→ Task:
Scan the lines below for the string "Filter" and report how many lines contain it, giving only the number.

-- start Records for the exercise --

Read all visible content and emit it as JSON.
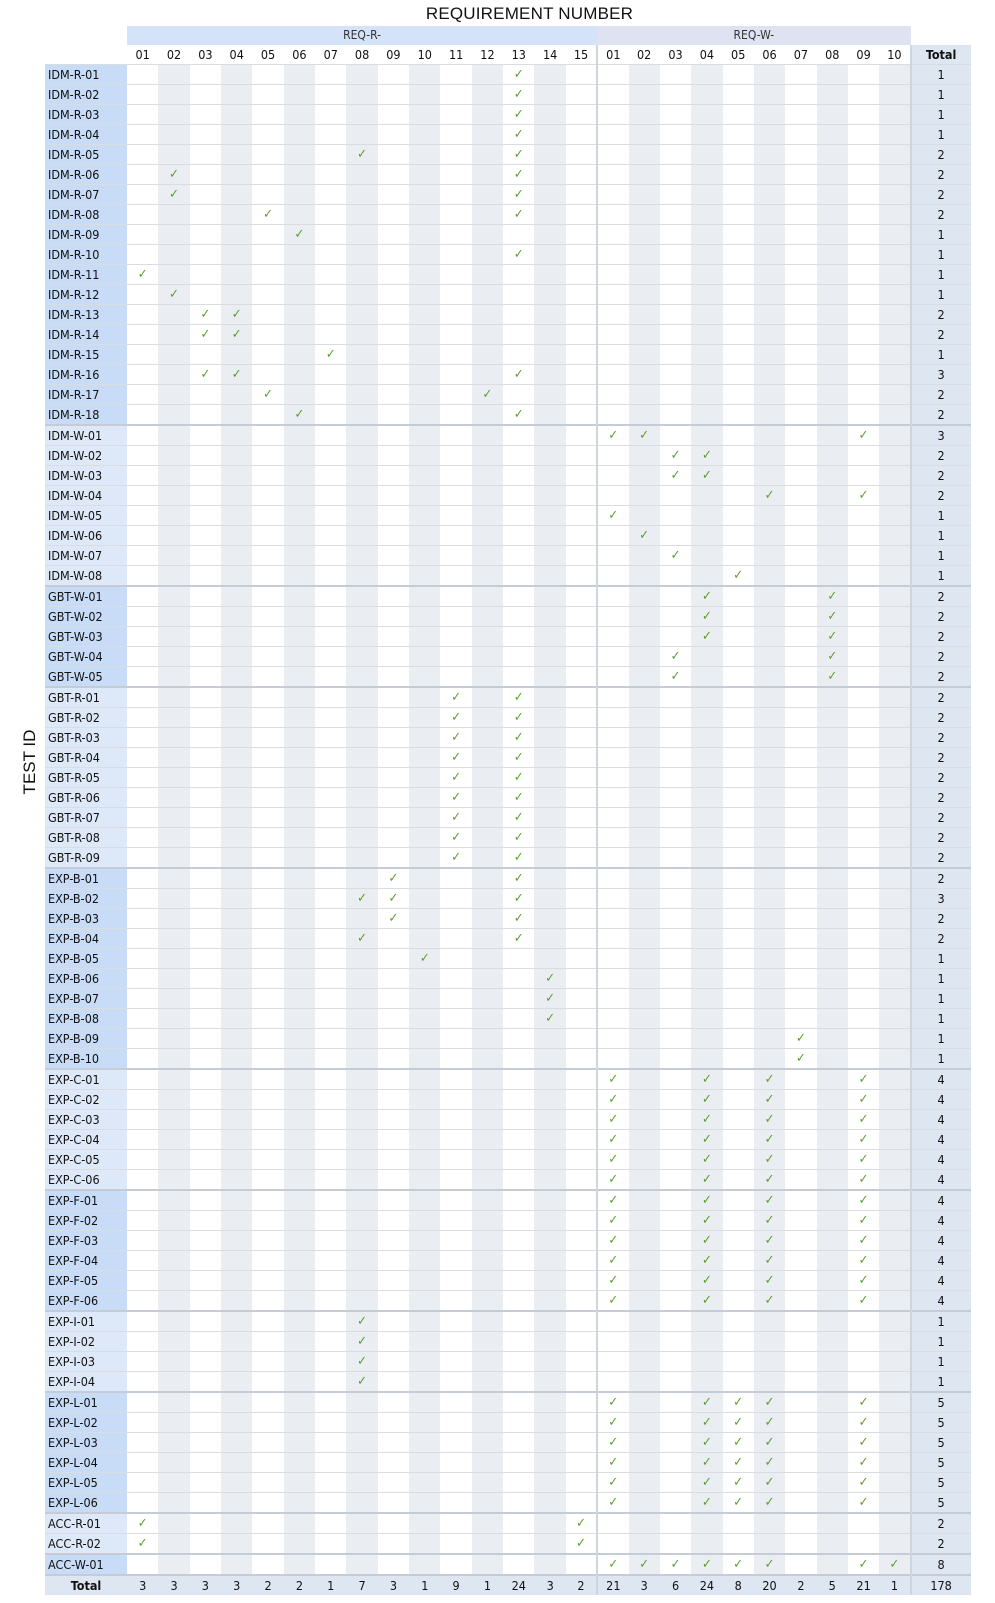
{
  "title": "REQUIREMENT NUMBER",
  "y_label": "TEST ID",
  "group_r_label": "REQ-R-",
  "group_w_label": "REQ-W-",
  "r_cols": [
    "01",
    "02",
    "03",
    "04",
    "05",
    "06",
    "07",
    "08",
    "09",
    "10",
    "11",
    "12",
    "13",
    "14",
    "15"
  ],
  "w_cols": [
    "01",
    "02",
    "03",
    "04",
    "05",
    "06",
    "07",
    "08",
    "09",
    "10"
  ],
  "total_label": "Total",
  "check_glyph": "✓",
  "check_color": "#5c9e2c",
  "groups": [
    {
      "rows": [
        {
          "id": "IDM-R-01",
          "r": [
            13
          ],
          "w": [],
          "total": "1"
        },
        {
          "id": "IDM-R-02",
          "r": [
            13
          ],
          "w": [],
          "total": "1"
        },
        {
          "id": "IDM-R-03",
          "r": [
            13
          ],
          "w": [],
          "total": "1"
        },
        {
          "id": "IDM-R-04",
          "r": [
            13
          ],
          "w": [],
          "total": "1"
        },
        {
          "id": "IDM-R-05",
          "r": [
            8,
            13
          ],
          "w": [],
          "total": "2"
        },
        {
          "id": "IDM-R-06",
          "r": [
            2,
            13
          ],
          "w": [],
          "total": "2"
        },
        {
          "id": "IDM-R-07",
          "r": [
            2,
            13
          ],
          "w": [],
          "total": "2"
        },
        {
          "id": "IDM-R-08",
          "r": [
            5,
            13
          ],
          "w": [],
          "total": "2"
        },
        {
          "id": "IDM-R-09",
          "r": [
            6
          ],
          "w": [],
          "total": "1"
        },
        {
          "id": "IDM-R-10",
          "r": [
            13
          ],
          "w": [],
          "total": "1"
        },
        {
          "id": "IDM-R-11",
          "r": [
            1
          ],
          "w": [],
          "total": "1"
        },
        {
          "id": "IDM-R-12",
          "r": [
            2
          ],
          "w": [],
          "total": "1"
        },
        {
          "id": "IDM-R-13",
          "r": [
            3,
            4
          ],
          "w": [],
          "total": "2"
        },
        {
          "id": "IDM-R-14",
          "r": [
            3,
            4
          ],
          "w": [],
          "total": "2"
        },
        {
          "id": "IDM-R-15",
          "r": [
            7
          ],
          "w": [],
          "total": "1"
        },
        {
          "id": "IDM-R-16",
          "r": [
            3,
            4,
            13
          ],
          "w": [],
          "total": "3"
        },
        {
          "id": "IDM-R-17",
          "r": [
            5,
            12
          ],
          "w": [],
          "total": "2"
        },
        {
          "id": "IDM-R-18",
          "r": [
            6,
            13
          ],
          "w": [],
          "total": "2"
        }
      ]
    },
    {
      "rows": [
        {
          "id": "IDM-W-01",
          "r": [],
          "w": [
            1,
            2,
            9
          ],
          "total": "3"
        },
        {
          "id": "IDM-W-02",
          "r": [],
          "w": [
            3,
            4
          ],
          "total": "2"
        },
        {
          "id": "IDM-W-03",
          "r": [],
          "w": [
            3,
            4
          ],
          "total": "2"
        },
        {
          "id": "IDM-W-04",
          "r": [],
          "w": [
            6,
            9
          ],
          "total": "2"
        },
        {
          "id": "IDM-W-05",
          "r": [],
          "w": [
            1
          ],
          "total": "1"
        },
        {
          "id": "IDM-W-06",
          "r": [],
          "w": [
            2
          ],
          "total": "1"
        },
        {
          "id": "IDM-W-07",
          "r": [],
          "w": [
            3
          ],
          "total": "1"
        },
        {
          "id": "IDM-W-08",
          "r": [],
          "w": [
            5
          ],
          "total": "1"
        }
      ]
    },
    {
      "rows": [
        {
          "id": "GBT-W-01",
          "r": [],
          "w": [
            4,
            8
          ],
          "total": "2"
        },
        {
          "id": "GBT-W-02",
          "r": [],
          "w": [
            4,
            8
          ],
          "total": "2"
        },
        {
          "id": "GBT-W-03",
          "r": [],
          "w": [
            4,
            8
          ],
          "total": "2"
        },
        {
          "id": "GBT-W-04",
          "r": [],
          "w": [
            3,
            8
          ],
          "total": "2"
        },
        {
          "id": "GBT-W-05",
          "r": [],
          "w": [
            3,
            8
          ],
          "total": "2"
        }
      ]
    },
    {
      "rows": [
        {
          "id": "GBT-R-01",
          "r": [
            11,
            13
          ],
          "w": [],
          "total": "2"
        },
        {
          "id": "GBT-R-02",
          "r": [
            11,
            13
          ],
          "w": [],
          "total": "2"
        },
        {
          "id": "GBT-R-03",
          "r": [
            11,
            13
          ],
          "w": [],
          "total": "2"
        },
        {
          "id": "GBT-R-04",
          "r": [
            11,
            13
          ],
          "w": [],
          "total": "2"
        },
        {
          "id": "GBT-R-05",
          "r": [
            11,
            13
          ],
          "w": [],
          "total": "2"
        },
        {
          "id": "GBT-R-06",
          "r": [
            11,
            13
          ],
          "w": [],
          "total": "2"
        },
        {
          "id": "GBT-R-07",
          "r": [
            11,
            13
          ],
          "w": [],
          "total": "2"
        },
        {
          "id": "GBT-R-08",
          "r": [
            11,
            13
          ],
          "w": [],
          "total": "2"
        },
        {
          "id": "GBT-R-09",
          "r": [
            11,
            13
          ],
          "w": [],
          "total": "2"
        }
      ]
    },
    {
      "rows": [
        {
          "id": "EXP-B-01",
          "r": [
            9,
            13
          ],
          "w": [],
          "total": "2"
        },
        {
          "id": "EXP-B-02",
          "r": [
            8,
            9,
            13
          ],
          "w": [],
          "total": "3"
        },
        {
          "id": "EXP-B-03",
          "r": [
            9,
            13
          ],
          "w": [],
          "total": "2"
        },
        {
          "id": "EXP-B-04",
          "r": [
            8,
            13
          ],
          "w": [],
          "total": "2"
        },
        {
          "id": "EXP-B-05",
          "r": [
            10
          ],
          "w": [],
          "total": "1"
        },
        {
          "id": "EXP-B-06",
          "r": [
            14
          ],
          "w": [],
          "total": "1"
        },
        {
          "id": "EXP-B-07",
          "r": [
            14
          ],
          "w": [],
          "total": "1"
        },
        {
          "id": "EXP-B-08",
          "r": [
            14
          ],
          "w": [],
          "total": "1"
        },
        {
          "id": "EXP-B-09",
          "r": [],
          "w": [
            7
          ],
          "total": "1"
        },
        {
          "id": "EXP-B-10",
          "r": [],
          "w": [
            7
          ],
          "total": "1"
        }
      ]
    },
    {
      "rows": [
        {
          "id": "EXP-C-01",
          "r": [],
          "w": [
            1,
            4,
            6,
            9
          ],
          "total": "4"
        },
        {
          "id": "EXP-C-02",
          "r": [],
          "w": [
            1,
            4,
            6,
            9
          ],
          "total": "4"
        },
        {
          "id": "EXP-C-03",
          "r": [],
          "w": [
            1,
            4,
            6,
            9
          ],
          "total": "4"
        },
        {
          "id": "EXP-C-04",
          "r": [],
          "w": [
            1,
            4,
            6,
            9
          ],
          "total": "4"
        },
        {
          "id": "EXP-C-05",
          "r": [],
          "w": [
            1,
            4,
            6,
            9
          ],
          "total": "4"
        },
        {
          "id": "EXP-C-06",
          "r": [],
          "w": [
            1,
            4,
            6,
            9
          ],
          "total": "4"
        }
      ]
    },
    {
      "rows": [
        {
          "id": "EXP-F-01",
          "r": [],
          "w": [
            1,
            4,
            6,
            9
          ],
          "total": "4"
        },
        {
          "id": "EXP-F-02",
          "r": [],
          "w": [
            1,
            4,
            6,
            9
          ],
          "total": "4"
        },
        {
          "id": "EXP-F-03",
          "r": [],
          "w": [
            1,
            4,
            6,
            9
          ],
          "total": "4"
        },
        {
          "id": "EXP-F-04",
          "r": [],
          "w": [
            1,
            4,
            6,
            9
          ],
          "total": "4"
        },
        {
          "id": "EXP-F-05",
          "r": [],
          "w": [
            1,
            4,
            6,
            9
          ],
          "total": "4"
        },
        {
          "id": "EXP-F-06",
          "r": [],
          "w": [
            1,
            4,
            6,
            9
          ],
          "total": "4"
        }
      ]
    },
    {
      "rows": [
        {
          "id": "EXP-I-01",
          "r": [
            8
          ],
          "w": [],
          "total": "1"
        },
        {
          "id": "EXP-I-02",
          "r": [
            8
          ],
          "w": [],
          "total": "1"
        },
        {
          "id": "EXP-I-03",
          "r": [
            8
          ],
          "w": [],
          "total": "1"
        },
        {
          "id": "EXP-I-04",
          "r": [
            8
          ],
          "w": [],
          "total": "1"
        }
      ]
    },
    {
      "rows": [
        {
          "id": "EXP-L-01",
          "r": [],
          "w": [
            1,
            4,
            5,
            6,
            9
          ],
          "total": "5"
        },
        {
          "id": "EXP-L-02",
          "r": [],
          "w": [
            1,
            4,
            5,
            6,
            9
          ],
          "total": "5"
        },
        {
          "id": "EXP-L-03",
          "r": [],
          "w": [
            1,
            4,
            5,
            6,
            9
          ],
          "total": "5"
        },
        {
          "id": "EXP-L-04",
          "r": [],
          "w": [
            1,
            4,
            5,
            6,
            9
          ],
          "total": "5"
        },
        {
          "id": "EXP-L-05",
          "r": [],
          "w": [
            1,
            4,
            5,
            6,
            9
          ],
          "total": "5"
        },
        {
          "id": "EXP-L-06",
          "r": [],
          "w": [
            1,
            4,
            5,
            6,
            9
          ],
          "total": "5"
        }
      ]
    },
    {
      "rows": [
        {
          "id": "ACC-R-01",
          "r": [
            1,
            15
          ],
          "w": [],
          "total": "2"
        },
        {
          "id": "ACC-R-02",
          "r": [
            1,
            15
          ],
          "w": [],
          "total": "2"
        }
      ]
    },
    {
      "rows": [
        {
          "id": "ACC-W-01",
          "r": [],
          "w": [
            1,
            2,
            3,
            4,
            5,
            6,
            9,
            10
          ],
          "total": "8"
        }
      ]
    }
  ],
  "totals": {
    "r": [
      "3",
      "3",
      "3",
      "3",
      "2",
      "2",
      "1",
      "7",
      "3",
      "1",
      "9",
      "1",
      "24",
      "3",
      "2"
    ],
    "w": [
      "21",
      "3",
      "6",
      "24",
      "8",
      "20",
      "2",
      "5",
      "21",
      "1"
    ],
    "grand": "178"
  }
}
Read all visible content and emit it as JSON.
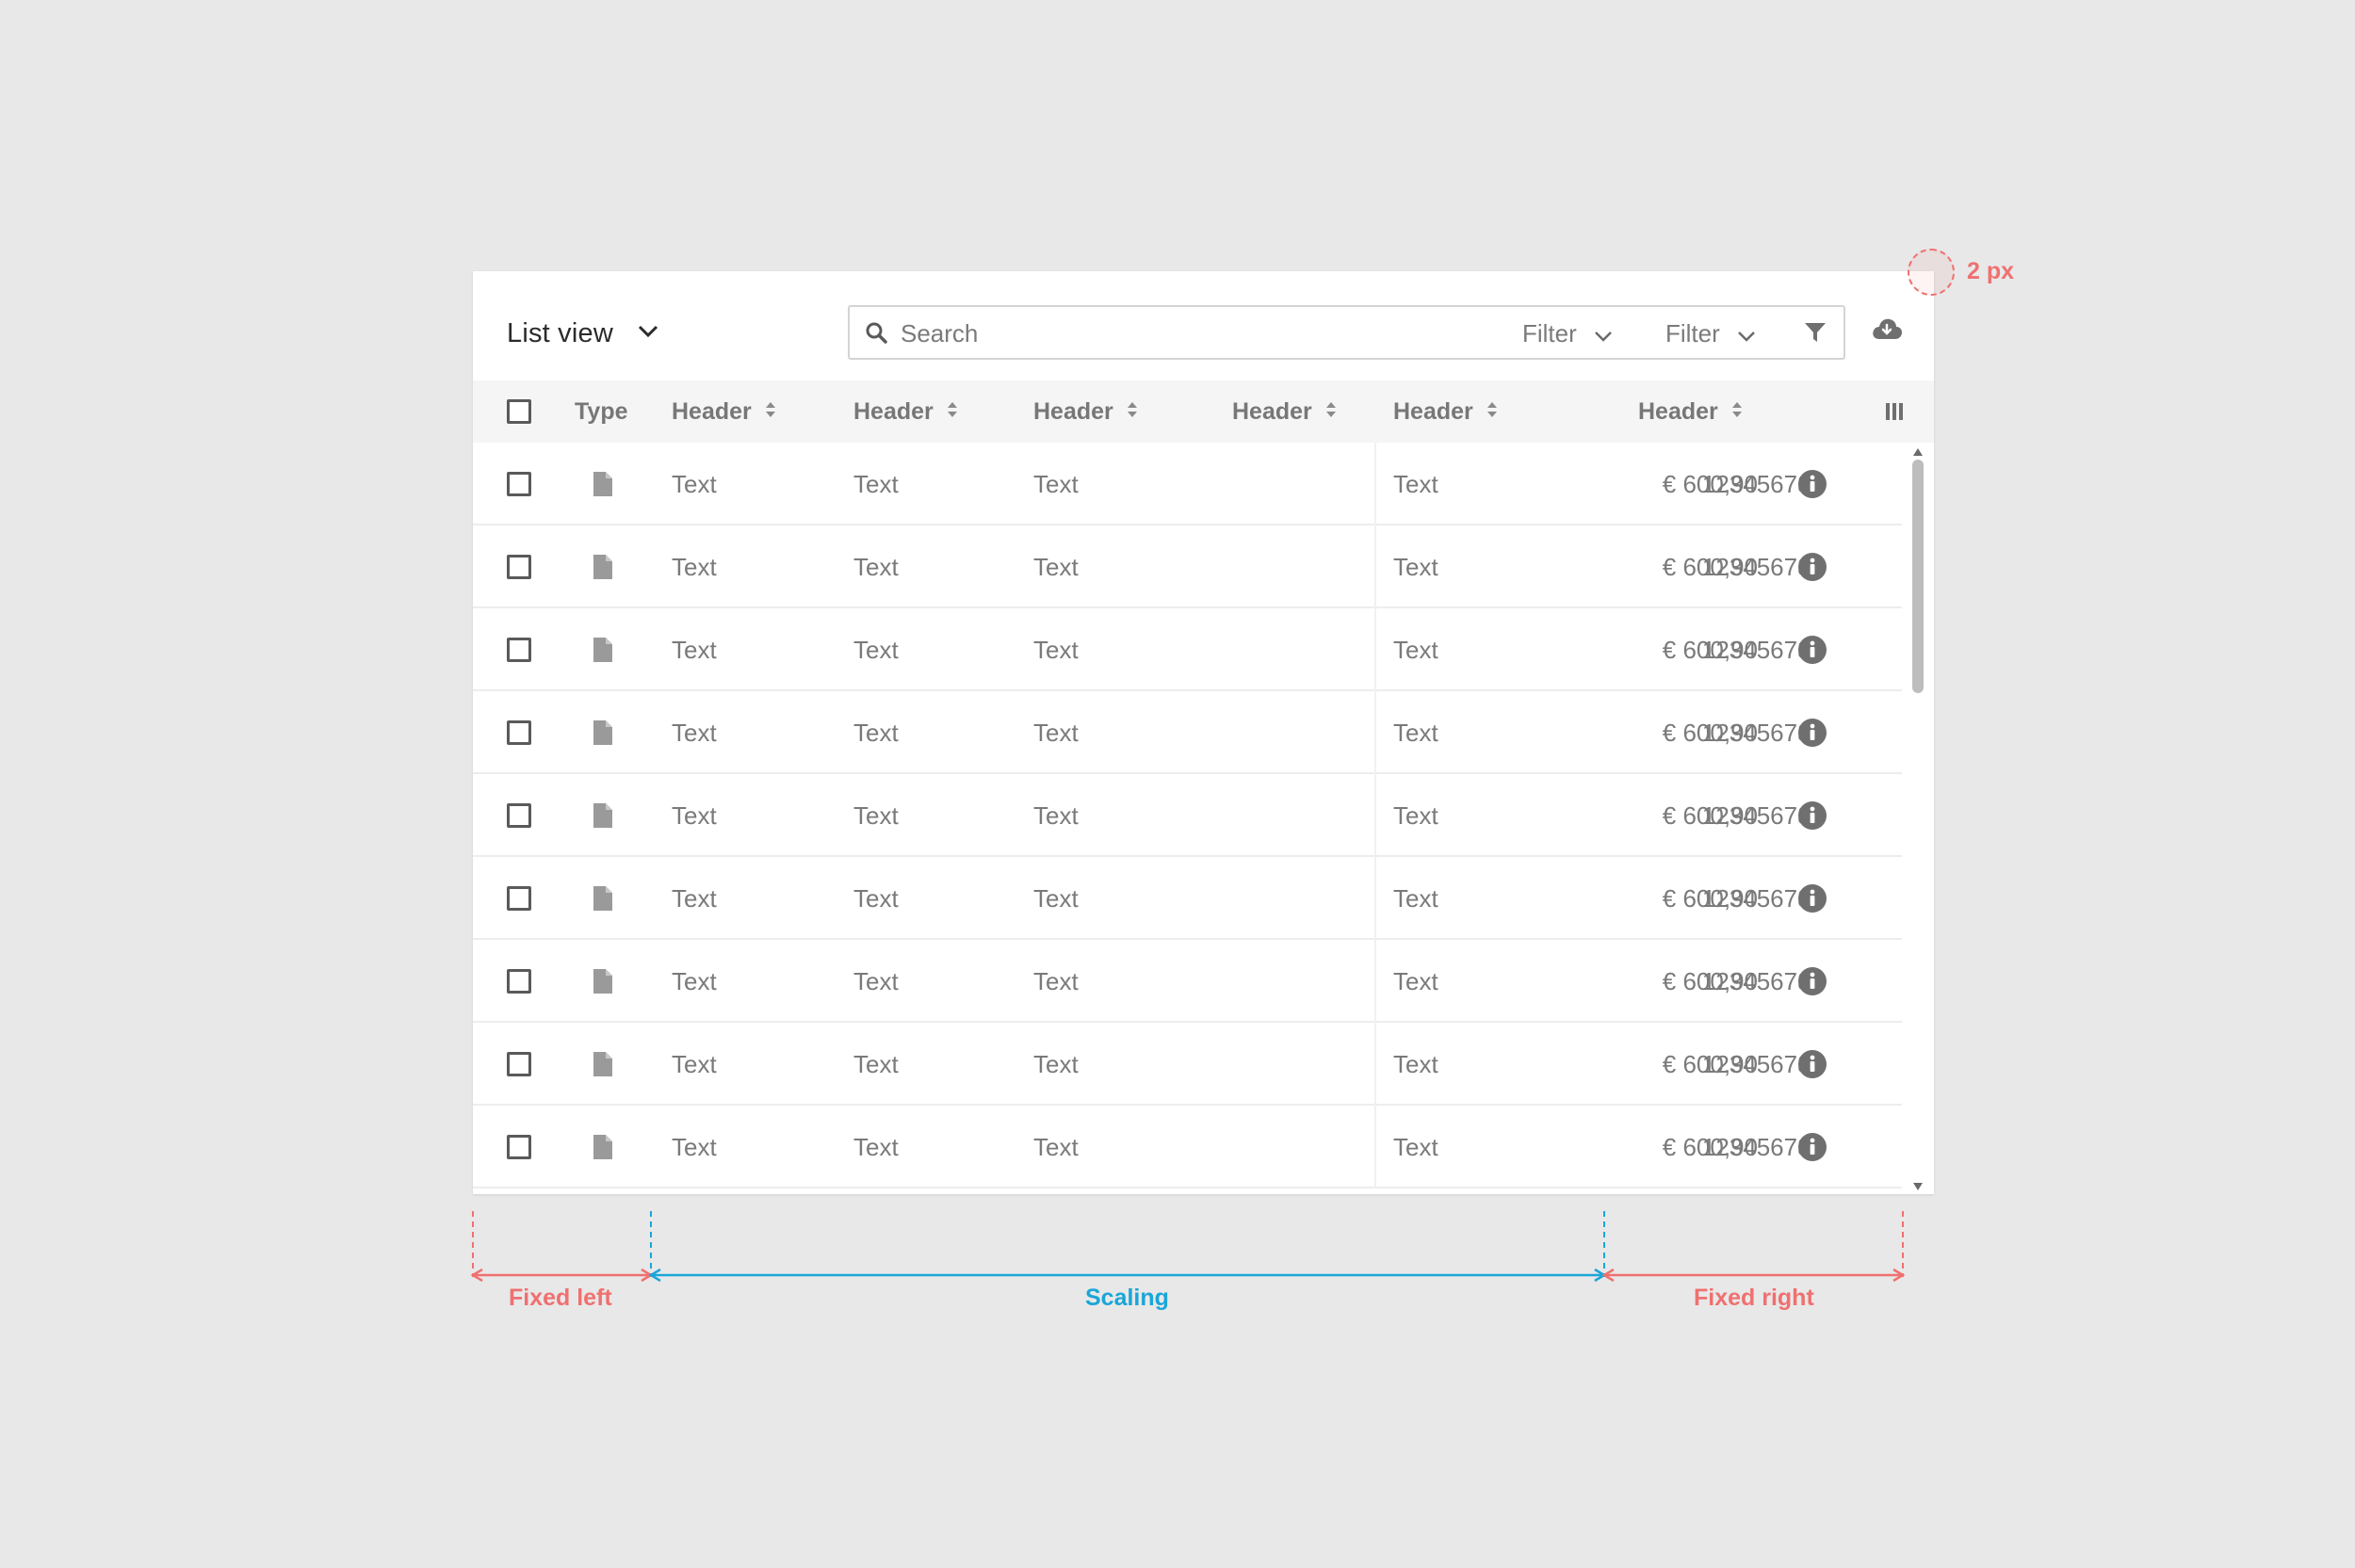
{
  "toolbar": {
    "view_label": "List view",
    "search_placeholder": "Search",
    "filter1_label": "Filter",
    "filter2_label": "Filter"
  },
  "table": {
    "headers": [
      "Type",
      "Header",
      "Header",
      "Header",
      "Header",
      "Header",
      "Header"
    ],
    "rows": [
      [
        "Text",
        "Text",
        "Text",
        "123456789",
        "Text",
        "€ 600,90"
      ],
      [
        "Text",
        "Text",
        "Text",
        "123456789",
        "Text",
        "€ 600,90"
      ],
      [
        "Text",
        "Text",
        "Text",
        "123456789",
        "Text",
        "€ 600,90"
      ],
      [
        "Text",
        "Text",
        "Text",
        "123456789",
        "Text",
        "€ 600,90"
      ],
      [
        "Text",
        "Text",
        "Text",
        "123456789",
        "Text",
        "€ 600,90"
      ],
      [
        "Text",
        "Text",
        "Text",
        "123456789",
        "Text",
        "€ 600,90"
      ],
      [
        "Text",
        "Text",
        "Text",
        "123456789",
        "Text",
        "€ 600,90"
      ],
      [
        "Text",
        "Text",
        "Text",
        "123456789",
        "Text",
        "€ 600,90"
      ],
      [
        "Text",
        "Text",
        "Text",
        "123456789",
        "Text",
        "€ 600,90"
      ]
    ],
    "row_icons": {
      "type": "document-icon",
      "action": "info-icon"
    }
  },
  "annotations": {
    "radius": "2 px",
    "fixed_left": "Fixed left",
    "scaling": "Scaling",
    "fixed_right": "Fixed right"
  },
  "colors": {
    "background": "#e8e8e8",
    "card": "#ffffff",
    "header_bg": "#f5f5f5",
    "annotation_red": "#f07070",
    "annotation_blue": "#1aa6d8",
    "icon_gray": "#6f6f6f"
  }
}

-- end Records for the exercise --

→ Solution:
2